═══ EXTRACT TO READ ═══

The foundation of Lego geometry begins with understanding the "LEGO UNIT". One Lego Unit (LU) is 1.6mm (millimeters). Pretty much everything is based on that and can be expressed with a multiple of it. For instance, the most famous multiple of the Lego Units is 5LU or 8mm (5 × 1.6mm = 8mm). We will run into that later on.

Each Lego piece can be measured using LU's. For example, the thickness of the wall of a standard brick (viewed from the bottom) is 1.6mm (1LU). A 1x1 brick is 8mmx8mm (5LUx5LU), a 2x2 brick is 16mmx16mm (10LUx10LU) and a 2x4 brick is 16mmx32mm (10LUx20LU). Bricks are 9.6mm (6LU) tall. STUDs are 1.6mm above the brick (1LU). Plates are 3.2mm (2LU) tall, or one third of the height of a standard brick.

═══

- [WHAT IS ASKED]:
1. For the passage on Lego units, decide whether each statement below agrees with it, and give the words from the passage that settle each one: (a) One Lego Unit equals 1.6mm. (b) Bricks are 8mm tall. (c) Plates are one third the height of a standard brick.
2. Reproduce the passage on Lego units between "Each Lego piece" and "a standard brick.", inclusive.

═══ DATASET ENTRIES ═══

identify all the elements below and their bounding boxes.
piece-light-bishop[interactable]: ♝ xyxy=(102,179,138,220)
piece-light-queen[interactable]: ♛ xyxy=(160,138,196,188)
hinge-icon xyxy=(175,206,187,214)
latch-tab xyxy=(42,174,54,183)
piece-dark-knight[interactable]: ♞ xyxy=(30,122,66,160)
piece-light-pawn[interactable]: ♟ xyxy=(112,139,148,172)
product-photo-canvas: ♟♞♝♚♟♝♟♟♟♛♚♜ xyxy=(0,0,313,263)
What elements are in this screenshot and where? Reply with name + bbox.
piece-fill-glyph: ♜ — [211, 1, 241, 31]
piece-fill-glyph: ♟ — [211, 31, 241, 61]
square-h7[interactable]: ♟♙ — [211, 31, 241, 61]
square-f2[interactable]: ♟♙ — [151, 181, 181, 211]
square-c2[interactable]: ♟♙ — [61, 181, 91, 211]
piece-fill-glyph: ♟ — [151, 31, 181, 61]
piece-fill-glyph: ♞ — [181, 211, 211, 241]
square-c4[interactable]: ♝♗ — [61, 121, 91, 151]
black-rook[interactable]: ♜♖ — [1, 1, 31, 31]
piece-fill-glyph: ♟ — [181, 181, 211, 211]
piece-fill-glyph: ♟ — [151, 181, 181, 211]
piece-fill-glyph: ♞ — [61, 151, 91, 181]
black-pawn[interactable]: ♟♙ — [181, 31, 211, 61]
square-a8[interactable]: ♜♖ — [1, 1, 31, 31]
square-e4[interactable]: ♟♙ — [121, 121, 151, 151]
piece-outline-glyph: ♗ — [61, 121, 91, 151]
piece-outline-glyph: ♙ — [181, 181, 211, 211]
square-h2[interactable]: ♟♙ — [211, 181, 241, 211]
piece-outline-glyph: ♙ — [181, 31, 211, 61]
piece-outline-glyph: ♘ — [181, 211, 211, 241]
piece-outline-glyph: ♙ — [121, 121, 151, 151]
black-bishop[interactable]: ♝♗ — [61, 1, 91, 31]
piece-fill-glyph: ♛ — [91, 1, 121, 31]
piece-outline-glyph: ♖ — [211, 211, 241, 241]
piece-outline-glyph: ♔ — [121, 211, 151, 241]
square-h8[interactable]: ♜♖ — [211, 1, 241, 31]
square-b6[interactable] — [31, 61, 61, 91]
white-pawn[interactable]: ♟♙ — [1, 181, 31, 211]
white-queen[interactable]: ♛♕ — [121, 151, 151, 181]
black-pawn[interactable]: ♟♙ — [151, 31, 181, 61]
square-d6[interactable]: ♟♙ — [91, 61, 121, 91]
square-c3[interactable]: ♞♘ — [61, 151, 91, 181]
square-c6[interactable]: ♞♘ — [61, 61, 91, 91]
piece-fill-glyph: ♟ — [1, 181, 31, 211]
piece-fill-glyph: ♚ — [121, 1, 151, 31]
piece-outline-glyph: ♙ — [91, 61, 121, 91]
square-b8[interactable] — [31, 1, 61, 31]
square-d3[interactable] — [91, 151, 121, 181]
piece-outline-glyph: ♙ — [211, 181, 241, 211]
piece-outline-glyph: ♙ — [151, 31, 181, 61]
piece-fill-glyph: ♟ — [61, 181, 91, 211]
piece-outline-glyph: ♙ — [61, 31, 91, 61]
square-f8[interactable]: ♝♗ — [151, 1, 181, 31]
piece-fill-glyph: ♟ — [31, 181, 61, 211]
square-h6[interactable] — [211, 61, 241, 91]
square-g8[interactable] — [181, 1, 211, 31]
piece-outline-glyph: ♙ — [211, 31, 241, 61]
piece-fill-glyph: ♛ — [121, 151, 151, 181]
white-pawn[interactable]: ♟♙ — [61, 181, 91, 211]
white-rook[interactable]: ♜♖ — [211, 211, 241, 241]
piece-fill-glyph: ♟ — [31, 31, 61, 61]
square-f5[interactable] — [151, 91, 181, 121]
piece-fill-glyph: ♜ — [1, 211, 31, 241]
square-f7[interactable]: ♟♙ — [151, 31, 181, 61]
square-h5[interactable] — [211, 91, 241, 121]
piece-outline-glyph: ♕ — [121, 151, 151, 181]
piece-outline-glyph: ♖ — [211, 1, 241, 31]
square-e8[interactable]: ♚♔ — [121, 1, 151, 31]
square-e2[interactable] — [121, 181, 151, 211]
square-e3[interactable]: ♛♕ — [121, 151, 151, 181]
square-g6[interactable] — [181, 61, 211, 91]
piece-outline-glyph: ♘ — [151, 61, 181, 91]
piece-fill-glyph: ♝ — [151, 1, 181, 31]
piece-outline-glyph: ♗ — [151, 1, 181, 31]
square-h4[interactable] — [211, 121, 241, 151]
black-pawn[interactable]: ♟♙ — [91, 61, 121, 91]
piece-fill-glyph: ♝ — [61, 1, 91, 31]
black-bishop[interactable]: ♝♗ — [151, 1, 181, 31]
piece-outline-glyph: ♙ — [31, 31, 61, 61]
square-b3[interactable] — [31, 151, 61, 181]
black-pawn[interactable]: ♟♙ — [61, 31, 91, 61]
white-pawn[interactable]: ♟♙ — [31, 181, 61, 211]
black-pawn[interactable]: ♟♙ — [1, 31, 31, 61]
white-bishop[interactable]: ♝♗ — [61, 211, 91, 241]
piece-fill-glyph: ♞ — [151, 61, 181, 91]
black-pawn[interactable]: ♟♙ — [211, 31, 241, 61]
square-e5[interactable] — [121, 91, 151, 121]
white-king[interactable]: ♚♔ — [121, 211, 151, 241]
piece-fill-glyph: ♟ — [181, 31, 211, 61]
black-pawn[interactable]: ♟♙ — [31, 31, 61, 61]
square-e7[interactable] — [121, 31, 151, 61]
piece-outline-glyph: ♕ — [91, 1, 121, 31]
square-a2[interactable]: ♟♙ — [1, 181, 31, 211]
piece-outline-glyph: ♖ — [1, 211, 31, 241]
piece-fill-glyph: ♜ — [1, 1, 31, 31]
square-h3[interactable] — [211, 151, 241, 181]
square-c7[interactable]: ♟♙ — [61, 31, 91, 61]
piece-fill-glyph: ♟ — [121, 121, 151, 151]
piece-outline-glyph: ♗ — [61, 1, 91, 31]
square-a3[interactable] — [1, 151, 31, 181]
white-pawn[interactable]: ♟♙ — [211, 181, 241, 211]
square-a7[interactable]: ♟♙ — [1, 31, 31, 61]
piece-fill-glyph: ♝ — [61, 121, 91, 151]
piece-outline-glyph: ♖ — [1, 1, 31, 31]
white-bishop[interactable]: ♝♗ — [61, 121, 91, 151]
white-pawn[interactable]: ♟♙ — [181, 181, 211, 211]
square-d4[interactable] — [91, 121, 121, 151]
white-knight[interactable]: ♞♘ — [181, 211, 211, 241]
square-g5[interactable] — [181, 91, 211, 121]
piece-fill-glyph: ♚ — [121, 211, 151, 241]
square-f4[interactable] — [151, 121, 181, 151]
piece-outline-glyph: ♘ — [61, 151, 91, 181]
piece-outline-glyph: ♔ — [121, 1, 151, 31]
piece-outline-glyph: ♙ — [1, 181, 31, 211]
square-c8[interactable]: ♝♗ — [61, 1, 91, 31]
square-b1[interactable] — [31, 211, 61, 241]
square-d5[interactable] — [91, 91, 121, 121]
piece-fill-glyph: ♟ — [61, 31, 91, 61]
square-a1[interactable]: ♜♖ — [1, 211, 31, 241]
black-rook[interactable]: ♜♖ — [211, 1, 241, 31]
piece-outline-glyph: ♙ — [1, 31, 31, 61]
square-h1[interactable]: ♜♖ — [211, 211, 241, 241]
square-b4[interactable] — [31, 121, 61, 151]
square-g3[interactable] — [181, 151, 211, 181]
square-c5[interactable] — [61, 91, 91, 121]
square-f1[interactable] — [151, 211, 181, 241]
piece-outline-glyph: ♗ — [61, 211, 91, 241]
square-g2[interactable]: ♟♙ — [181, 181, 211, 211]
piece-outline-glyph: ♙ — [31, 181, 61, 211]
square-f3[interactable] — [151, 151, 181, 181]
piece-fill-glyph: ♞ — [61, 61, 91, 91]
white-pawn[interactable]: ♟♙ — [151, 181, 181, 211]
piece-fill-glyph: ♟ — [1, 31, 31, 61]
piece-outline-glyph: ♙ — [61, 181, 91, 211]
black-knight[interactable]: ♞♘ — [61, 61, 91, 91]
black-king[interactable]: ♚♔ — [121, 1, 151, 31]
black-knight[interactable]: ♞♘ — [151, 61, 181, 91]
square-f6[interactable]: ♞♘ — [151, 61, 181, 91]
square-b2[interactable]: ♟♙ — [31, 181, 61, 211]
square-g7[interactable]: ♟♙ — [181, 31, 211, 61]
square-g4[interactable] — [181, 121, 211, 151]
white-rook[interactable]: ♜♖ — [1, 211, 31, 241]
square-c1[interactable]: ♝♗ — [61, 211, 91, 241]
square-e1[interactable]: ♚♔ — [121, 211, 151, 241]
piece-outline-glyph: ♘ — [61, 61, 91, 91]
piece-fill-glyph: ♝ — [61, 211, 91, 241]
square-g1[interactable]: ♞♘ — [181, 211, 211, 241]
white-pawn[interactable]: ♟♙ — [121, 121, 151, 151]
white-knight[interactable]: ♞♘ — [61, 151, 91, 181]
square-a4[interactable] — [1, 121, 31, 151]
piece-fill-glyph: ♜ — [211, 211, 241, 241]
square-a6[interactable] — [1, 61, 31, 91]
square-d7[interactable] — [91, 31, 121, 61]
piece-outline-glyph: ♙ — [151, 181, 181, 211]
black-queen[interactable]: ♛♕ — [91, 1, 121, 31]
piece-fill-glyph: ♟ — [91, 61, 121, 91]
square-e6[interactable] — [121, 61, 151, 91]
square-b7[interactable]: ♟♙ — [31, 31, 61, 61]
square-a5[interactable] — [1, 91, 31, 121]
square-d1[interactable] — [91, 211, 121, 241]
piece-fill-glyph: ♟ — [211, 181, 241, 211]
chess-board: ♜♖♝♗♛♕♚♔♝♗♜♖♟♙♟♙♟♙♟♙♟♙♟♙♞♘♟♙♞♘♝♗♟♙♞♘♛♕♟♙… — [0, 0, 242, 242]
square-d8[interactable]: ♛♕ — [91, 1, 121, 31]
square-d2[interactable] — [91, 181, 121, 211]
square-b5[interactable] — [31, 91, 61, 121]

═══

- [RESULTS OF THE TASKS]:
1.
(a) Yes: "One Lego Unit (LU) is 1.6mm (millimeters)."
(b) No: "Bricks are 9.6mm (6LU) tall."
(c) Yes: "Plates are 3.2mm (2LU) tall, or one third of the height of a standard brick."

2.
Each Lego piece can be measured using LU's. For example, the thickness of the wall of a standard brick (viewed from the bottom) is 1.6mm (1LU). A 1x1 brick is 8mmx8mm (5LUx5LU), a 2x2 brick is 16mmx16mm (10LUx10LU) and a 2x4 brick is 16mmx32mm (10LUx20LU). Bricks are 9.6mm (6LU) tall. STUDs are 1.6mm above the brick (1LU). Plates are 3.2mm (2LU) tall, or one third of the height of a standard brick.